Input data:
## begin

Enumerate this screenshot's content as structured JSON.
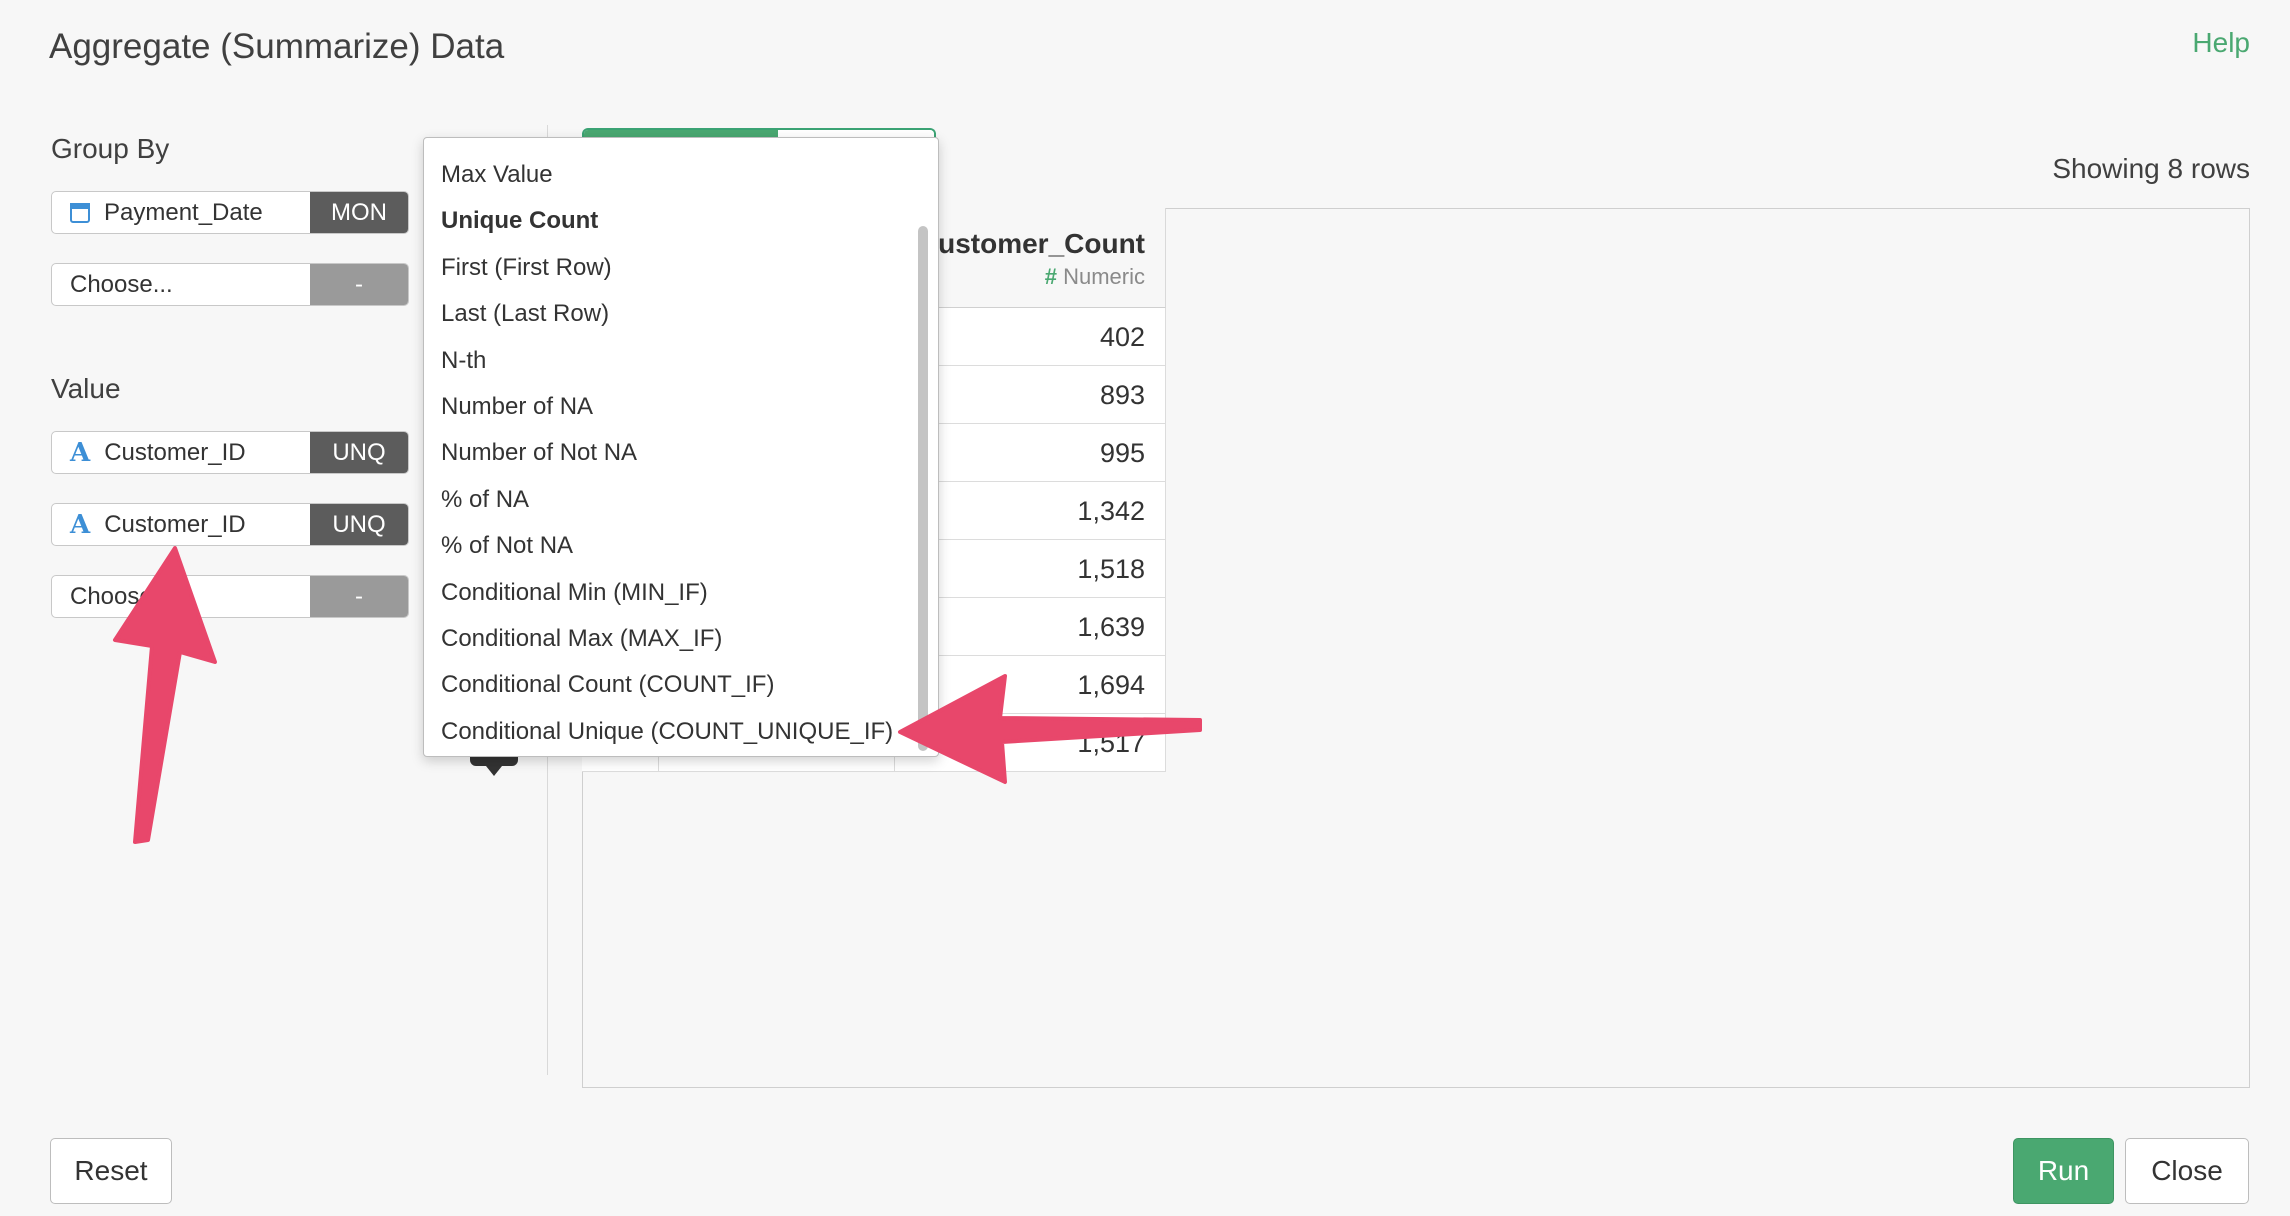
{
  "dialog": {
    "title": "Aggregate (Summarize) Data",
    "help_label": "Help"
  },
  "group_by": {
    "label": "Group By",
    "fields": [
      {
        "name": "Payment_Date",
        "icon": "calendar-icon",
        "badge": "MON"
      },
      {
        "name": "Choose...",
        "icon": "",
        "badge": "-"
      }
    ]
  },
  "value": {
    "label": "Value",
    "fields": [
      {
        "name": "Customer_ID",
        "icon": "text-type-icon",
        "badge": "UNQ"
      },
      {
        "name": "Customer_ID",
        "icon": "text-type-icon",
        "badge": "UNQ"
      },
      {
        "name": "Choose",
        "icon": "",
        "badge": "-"
      }
    ]
  },
  "preview": {
    "showing": "Showing 8 rows",
    "column": {
      "title": "ustomer_Count",
      "type": "Numeric",
      "type_icon": "#"
    },
    "rows": [
      "402",
      "893",
      "995",
      "1,342",
      "1,518",
      "1,639",
      "1,694",
      "1,517"
    ]
  },
  "dropdown": {
    "items": [
      "Max Value",
      "Unique Count",
      "First (First Row)",
      "Last (Last Row)",
      "N-th",
      "Number of NA",
      "Number of Not NA",
      "% of NA",
      "% of Not NA",
      "Conditional Min (MIN_IF)",
      "Conditional Max (MAX_IF)",
      "Conditional Count (COUNT_IF)",
      "Conditional Unique (COUNT_UNIQUE_IF)"
    ],
    "selected_index": 1
  },
  "buttons": {
    "reset": "Reset",
    "run": "Run",
    "close": "Close"
  },
  "colors": {
    "accent": "#4aa871",
    "annotation_arrow": "#e8476b",
    "badge_dark": "#5c5c5c"
  }
}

## end

Written instruction: Strip out the images, then output the records above word for word.

Result for this exercise:
Enumerate this screenshot's content as structured JSON.
{
  "dialog": {
    "title": "Aggregate (Summarize) Data",
    "help_label": "Help"
  },
  "group_by": {
    "label": "Group By",
    "fields": [
      {
        "name": "Payment_Date",
        "icon": "calendar-icon",
        "badge": "MON"
      },
      {
        "name": "Choose...",
        "icon": "",
        "badge": "-"
      }
    ]
  },
  "value": {
    "label": "Value",
    "fields": [
      {
        "name": "Customer_ID",
        "icon": "text-type-icon",
        "badge": "UNQ"
      },
      {
        "name": "Customer_ID",
        "icon": "text-type-icon",
        "badge": "UNQ"
      },
      {
        "name": "Choose",
        "icon": "",
        "badge": "-"
      }
    ]
  },
  "preview": {
    "showing": "Showing 8 rows",
    "column": {
      "title": "ustomer_Count",
      "type": "Numeric",
      "type_icon": "#"
    },
    "rows": [
      "402",
      "893",
      "995",
      "1,342",
      "1,518",
      "1,639",
      "1,694",
      "1,517"
    ]
  },
  "dropdown": {
    "items": [
      "Max Value",
      "Unique Count",
      "First (First Row)",
      "Last (Last Row)",
      "N-th",
      "Number of NA",
      "Number of Not NA",
      "% of NA",
      "% of Not NA",
      "Conditional Min (MIN_IF)",
      "Conditional Max (MAX_IF)",
      "Conditional Count (COUNT_IF)",
      "Conditional Unique (COUNT_UNIQUE_IF)"
    ],
    "selected_index": 1
  },
  "buttons": {
    "reset": "Reset",
    "run": "Run",
    "close": "Close"
  },
  "colors": {
    "accent": "#4aa871",
    "annotation_arrow": "#e8476b",
    "badge_dark": "#5c5c5c"
  }
}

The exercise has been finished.